::: DOCUMENT PASSAGE

Mortgage Resets
By Renae Merle
Washington Post Staff Writer
Tuesday, July 1, 2008; Page D01


The number of homeowners facing an increase in their subprime adjustable-rate mortgage payments will peak this summer, testing the efforts of lenders and others to keep those people out of foreclosure and stabilize the housing market.
The timing reflects the height of subprime lending in the summers of 2005 and 2006, when many borrowers secured loans scheduled to adjust in two or three years. For many, an adjustment means their interest rate will go up two to three percentage points.


"The next six months, the industry, all of the folks that are out there trying to solve this problem, they are going to be very busy," said Mark Fleming, chief economist for First American CoreLogic, a California research firm. "There are a lot of people facing their resets right now. A good share of them don't have the refinance option."

::::::
::: DATA

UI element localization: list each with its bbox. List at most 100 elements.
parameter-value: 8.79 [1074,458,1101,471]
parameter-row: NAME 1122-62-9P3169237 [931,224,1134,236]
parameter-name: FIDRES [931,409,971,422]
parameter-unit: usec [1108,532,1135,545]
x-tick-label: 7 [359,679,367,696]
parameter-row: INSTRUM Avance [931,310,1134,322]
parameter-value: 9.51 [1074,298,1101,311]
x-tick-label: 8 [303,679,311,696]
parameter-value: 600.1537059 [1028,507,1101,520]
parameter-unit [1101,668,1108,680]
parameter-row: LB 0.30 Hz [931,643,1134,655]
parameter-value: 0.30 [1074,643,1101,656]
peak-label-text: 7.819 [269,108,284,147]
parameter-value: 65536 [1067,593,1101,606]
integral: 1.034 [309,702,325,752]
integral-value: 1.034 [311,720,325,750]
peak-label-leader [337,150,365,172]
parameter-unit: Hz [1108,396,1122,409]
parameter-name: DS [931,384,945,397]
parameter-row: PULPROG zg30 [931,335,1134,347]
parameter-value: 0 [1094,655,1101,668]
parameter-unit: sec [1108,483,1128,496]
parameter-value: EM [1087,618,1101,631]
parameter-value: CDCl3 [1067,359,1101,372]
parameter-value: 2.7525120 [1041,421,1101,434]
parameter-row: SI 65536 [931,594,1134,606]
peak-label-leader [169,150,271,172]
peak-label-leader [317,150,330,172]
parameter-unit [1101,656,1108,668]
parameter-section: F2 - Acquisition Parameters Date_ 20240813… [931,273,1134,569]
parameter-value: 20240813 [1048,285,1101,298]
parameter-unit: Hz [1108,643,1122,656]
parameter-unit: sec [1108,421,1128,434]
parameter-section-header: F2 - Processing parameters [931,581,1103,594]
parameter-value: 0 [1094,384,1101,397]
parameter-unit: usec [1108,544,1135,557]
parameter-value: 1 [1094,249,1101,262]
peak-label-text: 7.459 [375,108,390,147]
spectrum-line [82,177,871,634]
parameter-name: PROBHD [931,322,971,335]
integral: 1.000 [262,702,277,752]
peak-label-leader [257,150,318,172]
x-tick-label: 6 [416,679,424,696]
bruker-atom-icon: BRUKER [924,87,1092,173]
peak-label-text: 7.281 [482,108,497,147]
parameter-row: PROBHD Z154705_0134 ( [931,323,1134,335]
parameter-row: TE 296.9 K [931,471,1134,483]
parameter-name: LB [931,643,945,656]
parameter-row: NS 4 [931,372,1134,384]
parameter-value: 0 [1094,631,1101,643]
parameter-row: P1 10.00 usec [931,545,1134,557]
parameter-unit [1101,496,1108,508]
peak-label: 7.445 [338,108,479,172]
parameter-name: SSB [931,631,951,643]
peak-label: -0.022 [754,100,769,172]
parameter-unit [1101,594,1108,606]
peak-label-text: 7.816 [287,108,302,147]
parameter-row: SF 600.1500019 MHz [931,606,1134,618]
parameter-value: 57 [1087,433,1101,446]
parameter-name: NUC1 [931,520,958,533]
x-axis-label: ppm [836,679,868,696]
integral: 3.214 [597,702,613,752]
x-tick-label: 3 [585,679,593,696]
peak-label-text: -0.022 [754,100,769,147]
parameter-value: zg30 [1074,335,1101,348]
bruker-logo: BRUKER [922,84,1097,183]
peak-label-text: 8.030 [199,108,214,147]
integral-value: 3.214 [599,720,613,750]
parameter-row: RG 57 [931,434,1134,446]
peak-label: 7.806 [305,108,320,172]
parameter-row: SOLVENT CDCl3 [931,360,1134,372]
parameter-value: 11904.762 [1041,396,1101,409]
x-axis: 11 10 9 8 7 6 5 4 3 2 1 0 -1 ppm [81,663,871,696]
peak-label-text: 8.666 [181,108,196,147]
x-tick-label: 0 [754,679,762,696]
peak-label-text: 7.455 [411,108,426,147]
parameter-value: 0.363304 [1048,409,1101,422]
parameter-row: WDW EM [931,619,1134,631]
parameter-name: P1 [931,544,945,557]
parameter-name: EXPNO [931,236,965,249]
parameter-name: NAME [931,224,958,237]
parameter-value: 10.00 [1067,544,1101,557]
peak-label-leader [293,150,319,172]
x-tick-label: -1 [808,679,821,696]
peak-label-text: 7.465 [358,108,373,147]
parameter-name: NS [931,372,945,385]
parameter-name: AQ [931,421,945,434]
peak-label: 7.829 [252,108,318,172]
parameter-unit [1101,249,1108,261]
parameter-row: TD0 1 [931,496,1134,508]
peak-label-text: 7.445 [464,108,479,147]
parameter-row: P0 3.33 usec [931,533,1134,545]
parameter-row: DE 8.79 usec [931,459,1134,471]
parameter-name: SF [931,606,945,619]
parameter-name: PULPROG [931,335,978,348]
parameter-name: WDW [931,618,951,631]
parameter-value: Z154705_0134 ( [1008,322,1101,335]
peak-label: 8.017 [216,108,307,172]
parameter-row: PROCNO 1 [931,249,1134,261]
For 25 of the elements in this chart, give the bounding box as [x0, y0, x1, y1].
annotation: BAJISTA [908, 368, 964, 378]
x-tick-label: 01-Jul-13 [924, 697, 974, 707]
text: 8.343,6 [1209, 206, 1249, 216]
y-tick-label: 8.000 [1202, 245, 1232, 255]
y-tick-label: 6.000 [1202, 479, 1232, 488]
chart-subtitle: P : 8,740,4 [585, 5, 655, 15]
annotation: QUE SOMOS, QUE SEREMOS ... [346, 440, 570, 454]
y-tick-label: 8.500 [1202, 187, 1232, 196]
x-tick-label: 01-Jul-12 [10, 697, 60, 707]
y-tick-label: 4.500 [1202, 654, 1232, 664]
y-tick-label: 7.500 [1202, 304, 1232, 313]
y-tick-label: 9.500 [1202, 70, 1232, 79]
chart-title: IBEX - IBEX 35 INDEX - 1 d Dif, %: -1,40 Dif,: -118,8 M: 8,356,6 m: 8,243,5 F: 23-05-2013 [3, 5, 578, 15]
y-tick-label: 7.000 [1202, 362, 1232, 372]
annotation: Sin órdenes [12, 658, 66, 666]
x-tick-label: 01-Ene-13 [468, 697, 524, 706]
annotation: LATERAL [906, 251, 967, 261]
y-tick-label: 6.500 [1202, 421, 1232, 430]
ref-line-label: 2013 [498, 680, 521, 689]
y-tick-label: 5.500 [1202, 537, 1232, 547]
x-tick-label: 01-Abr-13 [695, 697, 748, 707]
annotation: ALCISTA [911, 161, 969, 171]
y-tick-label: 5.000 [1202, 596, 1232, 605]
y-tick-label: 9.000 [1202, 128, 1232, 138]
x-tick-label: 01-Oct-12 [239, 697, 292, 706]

::::::

WHAT TO DO:
Render this sentence from the mortgage resets article in Spanish: "For many, an adjustment means their interest rate will go up two to three percentage points."

EXPECTED OUTPUT:
Para muchos, un ajuste significa que su tasa de interés subirá entre dos y tres puntos porcentuales.